- GOAL:
Gather every line below where "trip" appears.

• • •

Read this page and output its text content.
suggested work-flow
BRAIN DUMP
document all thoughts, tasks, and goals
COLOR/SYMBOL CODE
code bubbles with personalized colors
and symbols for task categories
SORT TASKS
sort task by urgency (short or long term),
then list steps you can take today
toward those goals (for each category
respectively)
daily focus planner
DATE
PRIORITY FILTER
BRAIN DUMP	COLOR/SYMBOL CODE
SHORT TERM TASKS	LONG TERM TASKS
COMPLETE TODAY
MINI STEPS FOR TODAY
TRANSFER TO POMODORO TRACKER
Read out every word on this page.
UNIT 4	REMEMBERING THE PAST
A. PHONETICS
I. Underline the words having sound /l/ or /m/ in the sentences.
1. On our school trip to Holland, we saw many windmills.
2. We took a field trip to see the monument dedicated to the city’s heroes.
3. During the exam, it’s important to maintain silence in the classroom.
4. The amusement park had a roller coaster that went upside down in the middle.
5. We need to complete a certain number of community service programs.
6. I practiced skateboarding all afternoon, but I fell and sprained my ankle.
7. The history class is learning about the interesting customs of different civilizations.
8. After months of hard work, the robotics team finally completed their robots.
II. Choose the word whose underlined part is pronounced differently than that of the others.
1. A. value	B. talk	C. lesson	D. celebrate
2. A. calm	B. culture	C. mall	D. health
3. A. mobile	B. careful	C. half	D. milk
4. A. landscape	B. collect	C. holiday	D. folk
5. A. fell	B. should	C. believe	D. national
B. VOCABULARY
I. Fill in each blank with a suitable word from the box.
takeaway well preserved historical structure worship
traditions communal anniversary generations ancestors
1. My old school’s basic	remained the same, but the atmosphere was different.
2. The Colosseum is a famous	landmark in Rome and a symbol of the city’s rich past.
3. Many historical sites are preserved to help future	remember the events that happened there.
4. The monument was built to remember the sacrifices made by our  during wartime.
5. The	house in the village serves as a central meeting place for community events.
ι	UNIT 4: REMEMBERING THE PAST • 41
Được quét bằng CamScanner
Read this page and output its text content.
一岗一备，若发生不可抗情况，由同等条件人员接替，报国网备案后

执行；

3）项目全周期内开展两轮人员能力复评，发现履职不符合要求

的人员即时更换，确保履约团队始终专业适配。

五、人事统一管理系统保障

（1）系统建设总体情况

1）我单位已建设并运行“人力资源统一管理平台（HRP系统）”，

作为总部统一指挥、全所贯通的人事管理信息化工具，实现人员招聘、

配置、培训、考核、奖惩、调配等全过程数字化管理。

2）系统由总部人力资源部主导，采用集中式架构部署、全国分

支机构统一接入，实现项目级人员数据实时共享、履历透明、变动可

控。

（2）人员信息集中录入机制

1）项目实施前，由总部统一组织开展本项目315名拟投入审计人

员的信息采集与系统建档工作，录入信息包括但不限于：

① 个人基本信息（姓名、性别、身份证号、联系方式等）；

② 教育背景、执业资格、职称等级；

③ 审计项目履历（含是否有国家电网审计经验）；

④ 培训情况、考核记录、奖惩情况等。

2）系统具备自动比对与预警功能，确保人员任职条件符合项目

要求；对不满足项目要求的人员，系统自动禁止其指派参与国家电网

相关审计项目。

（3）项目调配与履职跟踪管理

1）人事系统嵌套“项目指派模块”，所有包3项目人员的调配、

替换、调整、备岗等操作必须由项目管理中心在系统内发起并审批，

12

• • •

- OUTPUT FOR THIS EXERCISE:
1. On our school trip to Holland, we saw many windmills.
2. We took a field trip to see the monument dedicated to the city’s heroes.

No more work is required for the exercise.